• [WRITTEN TASK] Which lines hold the word "that"? Show each of them.

• [EXTRACTED ENTRIES]
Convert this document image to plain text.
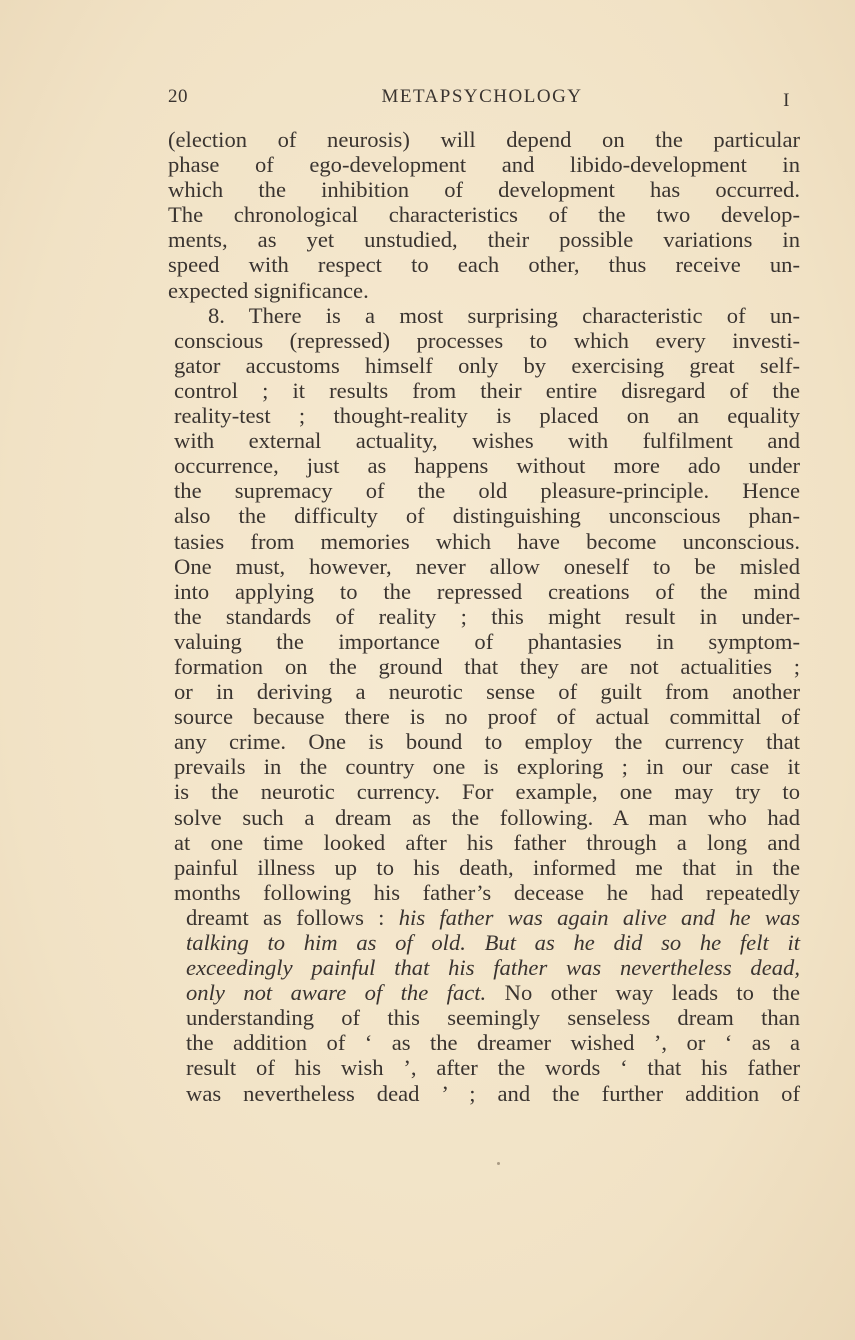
20	METAPSYCHOLOGY	I
(election of neurosis) will depend on the particular
phase of ego-development and libido-development in
which the inhibition of development has occurred.
The chronological characteristics of the two develop-
ments, as yet unstudied, their possible variations in
speed with respect to each other, thus receive un-
expected significance.
8. There is a most surprising characteristic of un-
conscious (repressed) processes to which every investi-
gator accustoms himself only by exercising great self-
control ; it results from their entire disregard of the
reality-test ; thought-reality is placed on an equality
with external actuality, wishes with fulfilment and
occurrence, just as happens without more ado under
the supremacy of the old pleasure-principle. Hence
also the difficulty of distinguishing unconscious phan-
tasies from memories which have become unconscious.
One must, however, never allow oneself to be misled
into applying to the repressed creations of the mind
the standards of reality ; this might result in under-
valuing the importance of phantasies in symptom-
formation on the ground that they are not actualities ;
or in deriving a neurotic sense of guilt from another
source because there is no proof of actual committal of
any crime. One is bound to employ the currency that
prevails in the country one is exploring ; in our case it
is the neurotic currency. For example, one may try to
solve such a dream as the following. A man who had
at one time looked after his father through a long and
painful illness up to his death, informed me that in the
months following his father’s decease he had repeatedly
dreamt as follows : his father was again alive and he was
talking to him as of old. But as he did so he felt it
exceedingly painful that his father was nevertheless dead,
only not aware of the fact. No other way leads to the
understanding of this seemingly senseless dream than
the addition of ‘ as the dreamer wished ’, or ‘ as a
result of his wish ’, after the words ‘ that his father
was nevertheless dead ’ ; and the further addition of
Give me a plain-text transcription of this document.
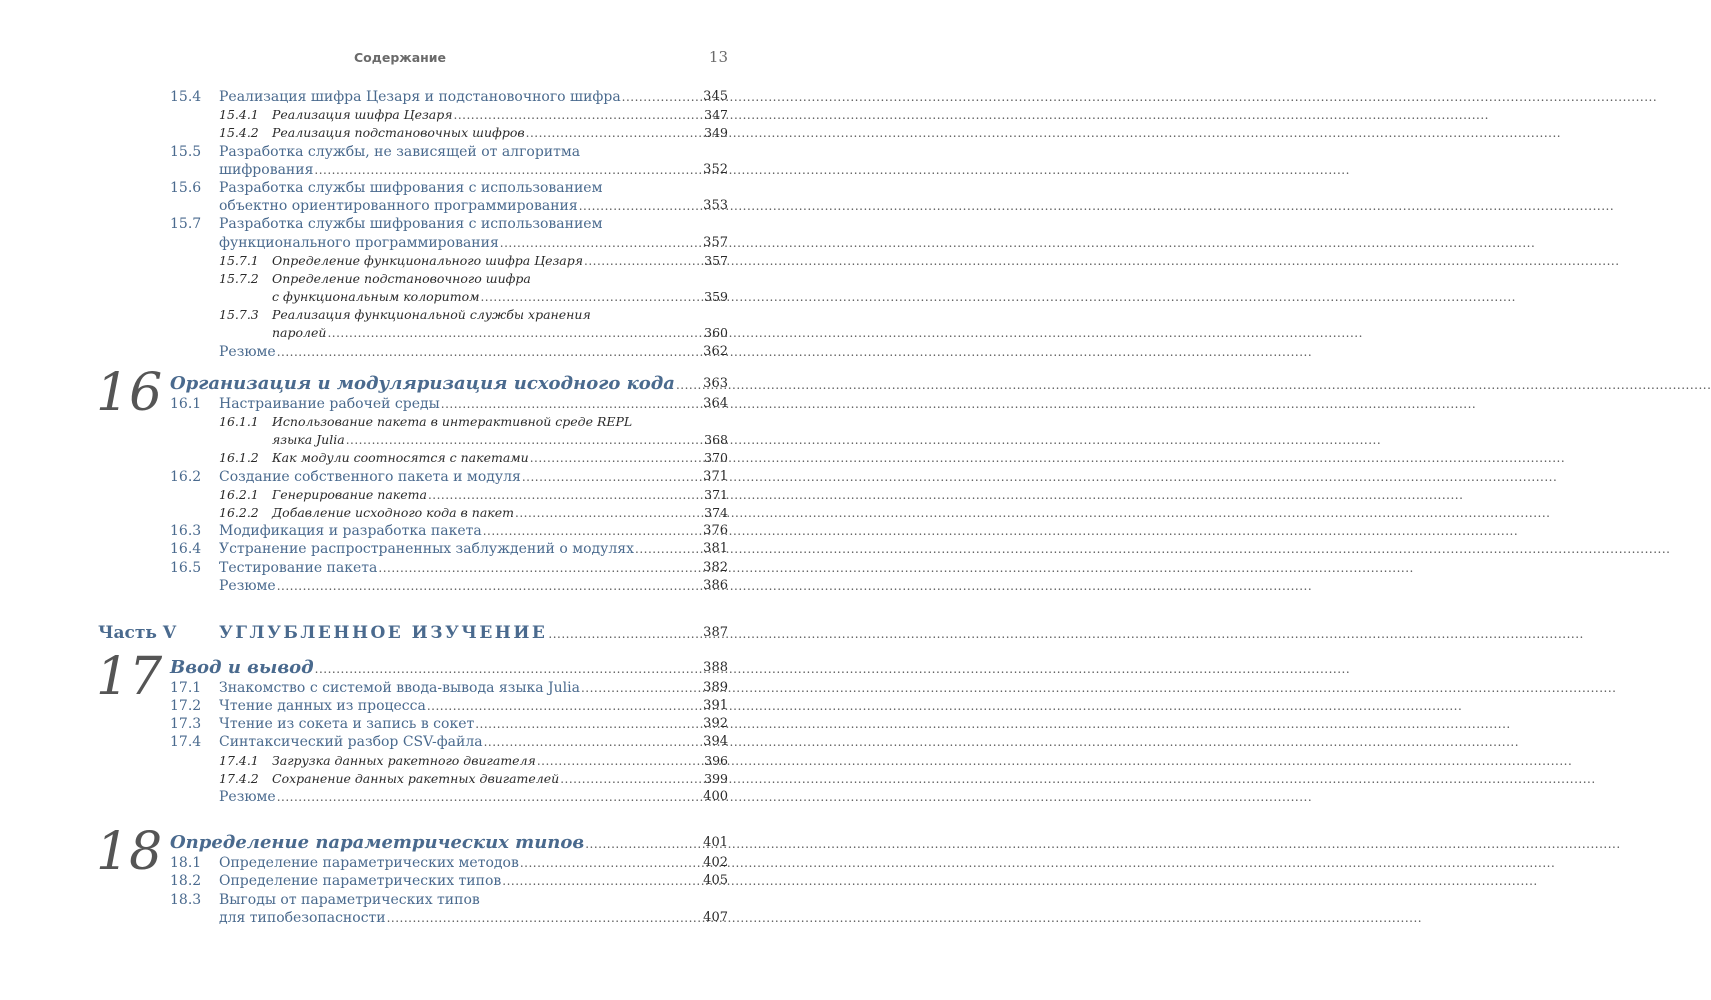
Содержание	13
15.4 Реализация шифра Цезаря и подстановочного шифра .....	345
15.4.1 Реализация шифра Цезаря .....	347
15.4.2 Реализация подстановочных шифров .....	349
15.5 Разработка службы, не зависящей от алгоритма
шифрования .....	352
15.6 Разработка службы шифрования с использованием
объектно ориентированного программирования .....	353
15.7 Разработка службы шифрования с использованием
функционального программирования .....	357
15.7.1 Определение функционального шифра Цезаря .....	357
15.7.2 Определение подстановочного шифра
с функциональным колоритом .....	359
15.7.3 Реализация функциональной службы хранения
паролей .....	360
Резюме .....	362
16 Организация и модуляризация исходного кода .....	363
16.1 Настраивание рабочей среды .....	364
16.1.1 Использование пакета в интерактивной среде REPL
языка Julia .....	368
16.1.2 Как модули соотносятся с пакетами .....	370
16.2 Создание собственного пакета и модуля .....	371
16.2.1 Генерирование пакета .....	371
16.2.2 Добавление исходного кода в пакет .....	374
16.3 Модификация и разработка пакета .....	376
16.4 Устранение распространенных заблуждений о модулях .....	381
16.5 Тестирование пакета .....	382
Резюме .....	386
Часть V	УГЛУБЛЕННОЕ ИЗУЧЕНИЕ .....	387
17 Ввод и вывод .....	388
17.1 Знакомство с системой ввода-вывода языка Julia .....	389
17.2 Чтение данных из процесса .....	391
17.3 Чтение из сокета и запись в сокет .....	392
17.4 Синтаксический разбор CSV-файла .....	394
17.4.1 Загрузка данных ракетного двигателя .....	396
17.4.2 Сохранение данных ракетных двигателей .....	399
Резюме .....	400
18 Определение параметрических типов .....	401
18.1 Определение параметрических методов .....	402
18.2 Определение параметрических типов .....	405
18.3 Выгоды от параметрических типов
для типобезопасности .....	407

• [COMPLETE ANSWER]
formation on the ground that they are not actualities ;
any crime. One is bound to employ the currency that
painful illness up to his death, informed me that in the
exceedingly painful that his father was nevertheless dead,
result of his wish ’, after the words ‘ that his father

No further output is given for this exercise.